Instructions for the task: Extract every entry word for word. Skip the pictures.

——————————

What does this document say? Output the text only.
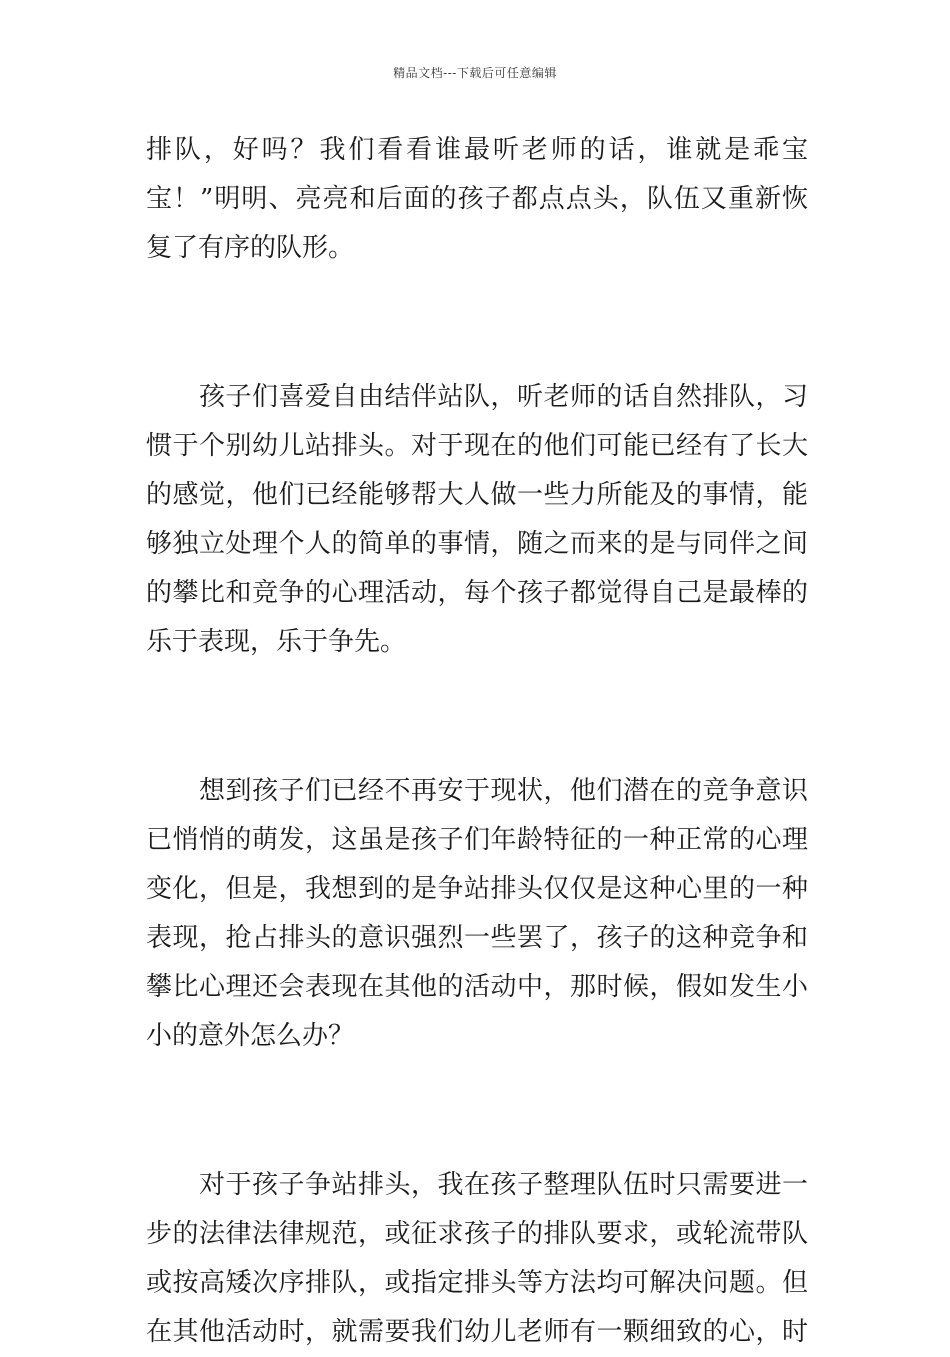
精品文档---下载后可任意编辑
排队，好吗？我们看看谁最听老师的话，谁就是乖宝
宝！”明明、亮亮和后面的孩子都点点头，队伍又重新恢
复了有序的队形。
　　孩子们喜爱自由结伴站队，听老师的话自然排队，习
惯于个别幼儿站排头。对于现在的他们可能已经有了长大
的感觉，他们已经能够帮大人做一些力所能及的事情，能
够独立处理个人的简单的事情，随之而来的是与同伴之间
的攀比和竞争的心理活动，每个孩子都觉得自己是最棒的
乐于表现，乐于争先。
　　想到孩子们已经不再安于现状，他们潜在的竞争意识
已悄悄的萌发，这虽是孩子们年龄特征的一种正常的心理
变化，但是，我想到的是争站排头仅仅是这种心里的一种
表现，抢占排头的意识强烈一些罢了，孩子的这种竞争和
攀比心理还会表现在其他的活动中，那时候，假如发生小
小的意外怎么办？
　　对于孩子争站排头，我在孩子整理队伍时只需要进一
步的法律法律规范，或征求孩子的排队要求，或轮流带队
或按高矮次序排队，或指定排头等方法均可解决问题。但
在其他活动时，就需要我们幼儿老师有一颗细致的心，时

——————————

Full solution:
What does this document say? Output the text only.
精品文档---下载后可任意编辑
排队，好吗？我们看看谁最听老师的话，谁就是乖宝
宝！”明明、亮亮和后面的孩子都点点头，队伍又重新恢
复了有序的队形。
　　孩子们喜爱自由结伴站队，听老师的话自然排队，习
惯于个别幼儿站排头。对于现在的他们可能已经有了长大
的感觉，他们已经能够帮大人做一些力所能及的事情，能
够独立处理个人的简单的事情，随之而来的是与同伴之间
的攀比和竞争的心理活动，每个孩子都觉得自己是最棒的
乐于表现，乐于争先。
　　想到孩子们已经不再安于现状，他们潜在的竞争意识
已悄悄的萌发，这虽是孩子们年龄特征的一种正常的心理
变化，但是，我想到的是争站排头仅仅是这种心里的一种
表现，抢占排头的意识强烈一些罢了，孩子的这种竞争和
攀比心理还会表现在其他的活动中，那时候，假如发生小
小的意外怎么办？
　　对于孩子争站排头，我在孩子整理队伍时只需要进一
步的法律法律规范，或征求孩子的排队要求，或轮流带队
或按高矮次序排队，或指定排头等方法均可解决问题。但
在其他活动时，就需要我们幼儿老师有一颗细致的心，时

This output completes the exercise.